━━ MATERIAL SUPPLIED

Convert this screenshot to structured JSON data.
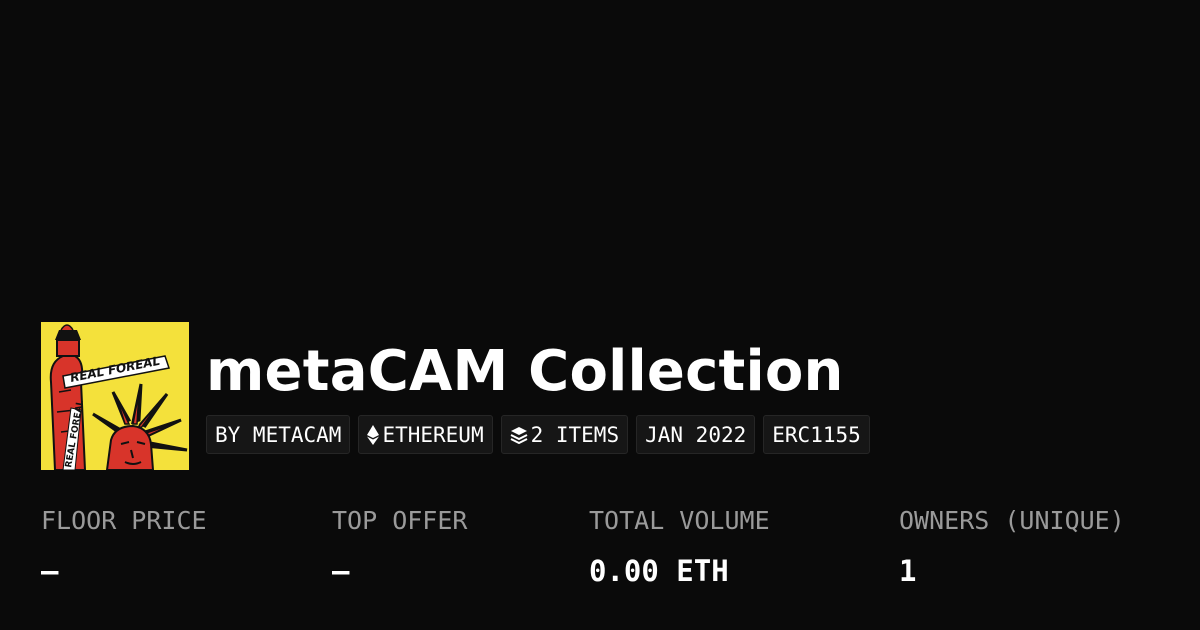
{
  "collection": {
    "name": "metaCAM Collection",
    "logo": {
      "text_top": "REAL FOREAL",
      "text_side": "REAL FOREAL",
      "colors": {
        "background": "#f4e13b",
        "figure": "#d8342a",
        "outline": "#111111"
      }
    },
    "tags": [
      {
        "label": "BY METACAM",
        "icon": null
      },
      {
        "label": "ETHEREUM",
        "icon": "ethereum-icon"
      },
      {
        "label": "2 ITEMS",
        "icon": "layers-icon"
      },
      {
        "label": "JAN 2022",
        "icon": null
      },
      {
        "label": "ERC1155",
        "icon": null
      }
    ]
  },
  "stats": [
    {
      "label": "FLOOR PRICE",
      "value": "–"
    },
    {
      "label": "TOP OFFER",
      "value": "–"
    },
    {
      "label": "TOTAL VOLUME",
      "value": "0.00 ETH"
    },
    {
      "label": "OWNERS (UNIQUE)",
      "value": "1"
    }
  ],
  "colors": {
    "background": "#0a0a0a",
    "tag_background": "#161616",
    "label_gray": "#9a9a9a",
    "text": "#ffffff"
  }
}
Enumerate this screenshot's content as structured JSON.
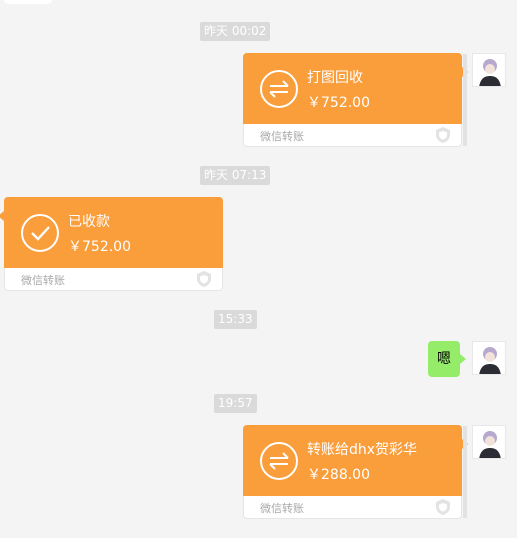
{
  "colors": {
    "background": "#f4f4f4",
    "transfer_orange": "#fa9d3b",
    "text_bubble_green": "#95ec69",
    "timestamp_bg": "#dadada"
  },
  "messages": {
    "ts1": "昨天 00:02",
    "transfer1": {
      "title": "打图回收",
      "amount": "￥752.00",
      "footer": "微信转账",
      "icon": "transfer-arrows-icon",
      "side": "right"
    },
    "ts2": "昨天 07:13",
    "transfer2": {
      "title": "已收款",
      "amount": "￥752.00",
      "footer": "微信转账",
      "icon": "checkmark-icon",
      "side": "left"
    },
    "ts3": "15:33",
    "text1": {
      "text": "嗯",
      "side": "right"
    },
    "ts4": "19:57",
    "transfer3": {
      "title": "转账给dhx贺彩华",
      "amount": "￥288.00",
      "footer": "微信转账",
      "icon": "transfer-arrows-icon",
      "side": "right"
    }
  }
}
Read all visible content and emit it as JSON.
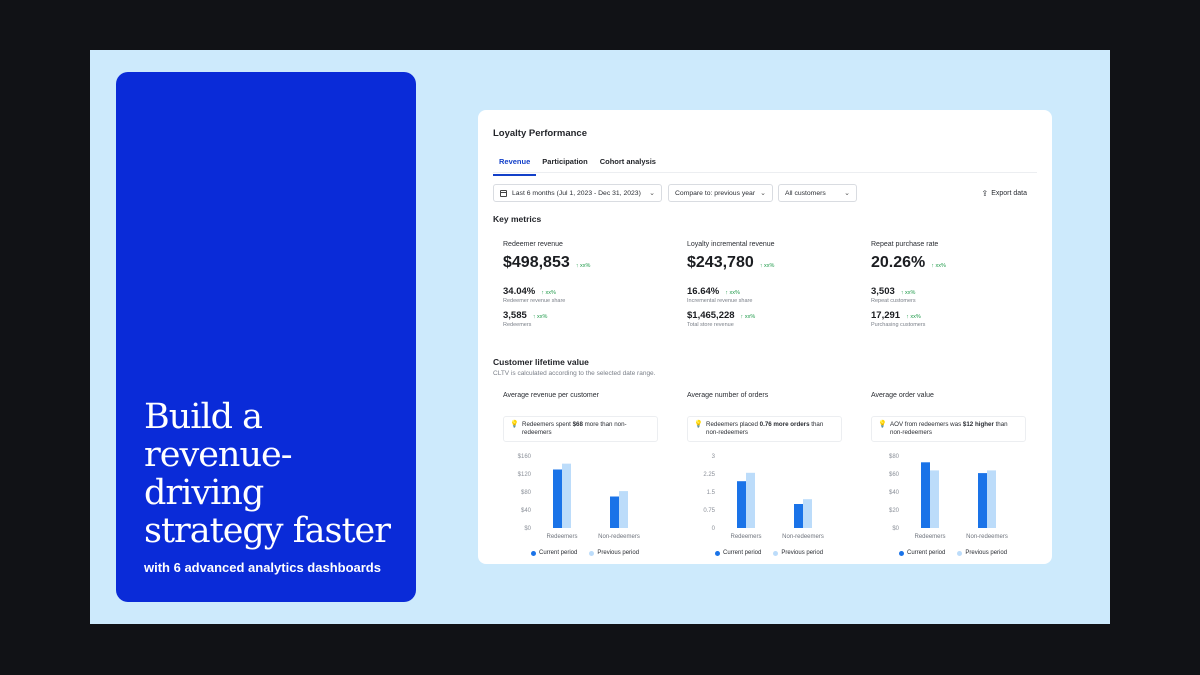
{
  "promo": {
    "headline": "Build a revenue-driving strategy faster",
    "subline": "with 6 advanced analytics dashboards"
  },
  "dashboard": {
    "title": "Loyalty Performance",
    "tabs": [
      "Revenue",
      "Participation",
      "Cohort analysis"
    ],
    "active_tab": "Revenue",
    "filters": {
      "date": "Last 6 months (Jul 1, 2023 - Dec 31, 2023)",
      "compare": "Compare to: previous year",
      "segment": "All customers"
    },
    "export_label": "Export data",
    "key_metrics_title": "Key metrics",
    "metrics": [
      {
        "label": "Redeemer revenue",
        "value": "$498,853",
        "delta": "↑ xx%",
        "sub1_value": "34.04%",
        "sub1_delta": "↑ xx%",
        "sub1_caption": "Redeemer revenue share",
        "sub2_value": "3,585",
        "sub2_delta": "↑ xx%",
        "sub2_caption": "Redeemers"
      },
      {
        "label": "Loyalty incremental revenue",
        "value": "$243,780",
        "delta": "↑ xx%",
        "sub1_value": "16.64%",
        "sub1_delta": "↑ xx%",
        "sub1_caption": "Incremental revenue share",
        "sub2_value": "$1,465,228",
        "sub2_delta": "↑ xx%",
        "sub2_caption": "Total store revenue"
      },
      {
        "label": "Repeat purchase rate",
        "value": "20.26%",
        "delta": "↑ xx%",
        "sub1_value": "3,503",
        "sub1_delta": "↑ xx%",
        "sub1_caption": "Repeat customers",
        "sub2_value": "17,291",
        "sub2_delta": "↑ xx%",
        "sub2_caption": "Purchasing customers"
      }
    ],
    "cltv_title": "Customer lifetime value",
    "cltv_subtitle": "CLTV is calculated according to the selected date range."
  },
  "colors": {
    "current": "#1a73e8",
    "previous": "#bcdcfa",
    "promo_bg": "#0a2bd8",
    "stage_bg": "#cdeafc",
    "positive": "#1f9a4a"
  },
  "chart_data": [
    {
      "type": "bar",
      "title": "Average revenue per customer",
      "insight_pre": "Redeemers spent ",
      "insight_bold": "$68",
      "insight_post": " more than non-redeemers",
      "categories": [
        "Redeemers",
        "Non-redeemers"
      ],
      "yticks": [
        "$160",
        "$120",
        "$80",
        "$40",
        "$0"
      ],
      "ylim": [
        0,
        160
      ],
      "series": [
        {
          "name": "Current period",
          "values": [
            130,
            70
          ]
        },
        {
          "name": "Previous period",
          "values": [
            143,
            82
          ]
        }
      ]
    },
    {
      "type": "bar",
      "title": "Average number of orders",
      "insight_pre": "Redeemers placed ",
      "insight_bold": "0.76 more orders",
      "insight_post": " than non-redeemers",
      "categories": [
        "Redeemers",
        "Non-redeemers"
      ],
      "yticks": [
        "3",
        "2.25",
        "1.5",
        "0.75",
        "0"
      ],
      "ylim": [
        0,
        3
      ],
      "series": [
        {
          "name": "Current period",
          "values": [
            1.95,
            1.0
          ]
        },
        {
          "name": "Previous period",
          "values": [
            2.3,
            1.2
          ]
        }
      ]
    },
    {
      "type": "bar",
      "title": "Average order value",
      "insight_pre": "AOV from redeemers was ",
      "insight_bold": "$12 higher",
      "insight_post": " than non-redeemers",
      "categories": [
        "Redeemers",
        "Non-redeemers"
      ],
      "yticks": [
        "$80",
        "$60",
        "$40",
        "$20",
        "$0"
      ],
      "ylim": [
        0,
        80
      ],
      "series": [
        {
          "name": "Current period",
          "values": [
            73,
            61
          ]
        },
        {
          "name": "Previous period",
          "values": [
            64,
            64
          ]
        }
      ]
    }
  ]
}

━━━━

Quote the data exactly, leaving every image out of the copy.

Convert this screenshot to structured JSON data.
{
  "collection": {
    "name": "metaCAM Collection",
    "logo": {
      "text_top": "REAL FOREAL",
      "text_side": "REAL FOREAL",
      "colors": {
        "background": "#f4e13b",
        "figure": "#d8342a",
        "outline": "#111111"
      }
    },
    "tags": [
      {
        "label": "BY METACAM",
        "icon": null
      },
      {
        "label": "ETHEREUM",
        "icon": "ethereum-icon"
      },
      {
        "label": "2 ITEMS",
        "icon": "layers-icon"
      },
      {
        "label": "JAN 2022",
        "icon": null
      },
      {
        "label": "ERC1155",
        "icon": null
      }
    ]
  },
  "stats": [
    {
      "label": "FLOOR PRICE",
      "value": "–"
    },
    {
      "label": "TOP OFFER",
      "value": "–"
    },
    {
      "label": "TOTAL VOLUME",
      "value": "0.00 ETH"
    },
    {
      "label": "OWNERS (UNIQUE)",
      "value": "1"
    }
  ],
  "colors": {
    "background": "#0a0a0a",
    "tag_background": "#161616",
    "label_gray": "#9a9a9a",
    "text": "#ffffff"
  }
}
Enumerate this screenshot's content as structured JSON.
{
  "colors": {
    "background": "#f4f4f4",
    "transfer_orange": "#fa9d3b",
    "text_bubble_green": "#95ec69",
    "timestamp_bg": "#dadada"
  },
  "messages": {
    "ts1": "昨天 00:02",
    "transfer1": {
      "title": "打图回收",
      "amount": "￥752.00",
      "footer": "微信转账",
      "icon": "transfer-arrows-icon",
      "side": "right"
    },
    "ts2": "昨天 07:13",
    "transfer2": {
      "title": "已收款",
      "amount": "￥752.00",
      "footer": "微信转账",
      "icon": "checkmark-icon",
      "side": "left"
    },
    "ts3": "15:33",
    "text1": {
      "text": "嗯",
      "side": "right"
    },
    "ts4": "19:57",
    "transfer3": {
      "title": "转账给dhx贺彩华",
      "amount": "￥288.00",
      "footer": "微信转账",
      "icon": "transfer-arrows-icon",
      "side": "right"
    }
  }
}
Read all visible content and emit it as JSON.
{
  "promo": {
    "headline": "Build a revenue-driving strategy faster",
    "subline": "with 6 advanced analytics dashboards"
  },
  "dashboard": {
    "title": "Loyalty Performance",
    "tabs": [
      "Revenue",
      "Participation",
      "Cohort analysis"
    ],
    "active_tab": "Revenue",
    "filters": {
      "date": "Last 6 months (Jul 1, 2023 - Dec 31, 2023)",
      "compare": "Compare to: previous year",
      "segment": "All customers"
    },
    "export_label": "Export data",
    "key_metrics_title": "Key metrics",
    "metrics": [
      {
        "label": "Redeemer revenue",
        "value": "$498,853",
        "delta": "↑ xx%",
        "sub1_value": "34.04%",
        "sub1_delta": "↑ xx%",
        "sub1_caption": "Redeemer revenue share",
        "sub2_value": "3,585",
        "sub2_delta": "↑ xx%",
        "sub2_caption": "Redeemers"
      },
      {
        "label": "Loyalty incremental revenue",
        "value": "$243,780",
        "delta": "↑ xx%",
        "sub1_value": "16.64%",
        "sub1_delta": "↑ xx%",
        "sub1_caption": "Incremental revenue share",
        "sub2_value": "$1,465,228",
        "sub2_delta": "↑ xx%",
        "sub2_caption": "Total store revenue"
      },
      {
        "label": "Repeat purchase rate",
        "value": "20.26%",
        "delta": "↑ xx%",
        "sub1_value": "3,503",
        "sub1_delta": "↑ xx%",
        "sub1_caption": "Repeat customers",
        "sub2_value": "17,291",
        "sub2_delta": "↑ xx%",
        "sub2_caption": "Purchasing customers"
      }
    ],
    "cltv_title": "Customer lifetime value",
    "cltv_subtitle": "CLTV is calculated according to the selected date range."
  },
  "colors": {
    "current": "#1a73e8",
    "previous": "#bcdcfa",
    "promo_bg": "#0a2bd8",
    "stage_bg": "#cdeafc",
    "positive": "#1f9a4a"
  },
  "chart_data": [
    {
      "type": "bar",
      "title": "Average revenue per customer",
      "insight_pre": "Redeemers spent ",
      "insight_bold": "$68",
      "insight_post": " more than non-redeemers",
      "categories": [
        "Redeemers",
        "Non-redeemers"
      ],
      "yticks": [
        "$160",
        "$120",
        "$80",
        "$40",
        "$0"
      ],
      "ylim": [
        0,
        160
      ],
      "series": [
        {
          "name": "Current period",
          "values": [
            130,
            70
          ]
        },
        {
          "name": "Previous period",
          "values": [
            143,
            82
          ]
        }
      ]
    },
    {
      "type": "bar",
      "title": "Average number of orders",
      "insight_pre": "Redeemers placed ",
      "insight_bold": "0.76 more orders",
      "insight_post": " than non-redeemers",
      "categories": [
        "Redeemers",
        "Non-redeemers"
      ],
      "yticks": [
        "3",
        "2.25",
        "1.5",
        "0.75",
        "0"
      ],
      "ylim": [
        0,
        3
      ],
      "series": [
        {
          "name": "Current period",
          "values": [
            1.95,
            1.0
          ]
        },
        {
          "name": "Previous period",
          "values": [
            2.3,
            1.2
          ]
        }
      ]
    },
    {
      "type": "bar",
      "title": "Average order value",
      "insight_pre": "AOV from redeemers was ",
      "insight_bold": "$12 higher",
      "insight_post": " than non-redeemers",
      "categories": [
        "Redeemers",
        "Non-redeemers"
      ],
      "yticks": [
        "$80",
        "$60",
        "$40",
        "$20",
        "$0"
      ],
      "ylim": [
        0,
        80
      ],
      "series": [
        {
          "name": "Current period",
          "values": [
            73,
            61
          ]
        },
        {
          "name": "Previous period",
          "values": [
            64,
            64
          ]
        }
      ]
    }
  ]
}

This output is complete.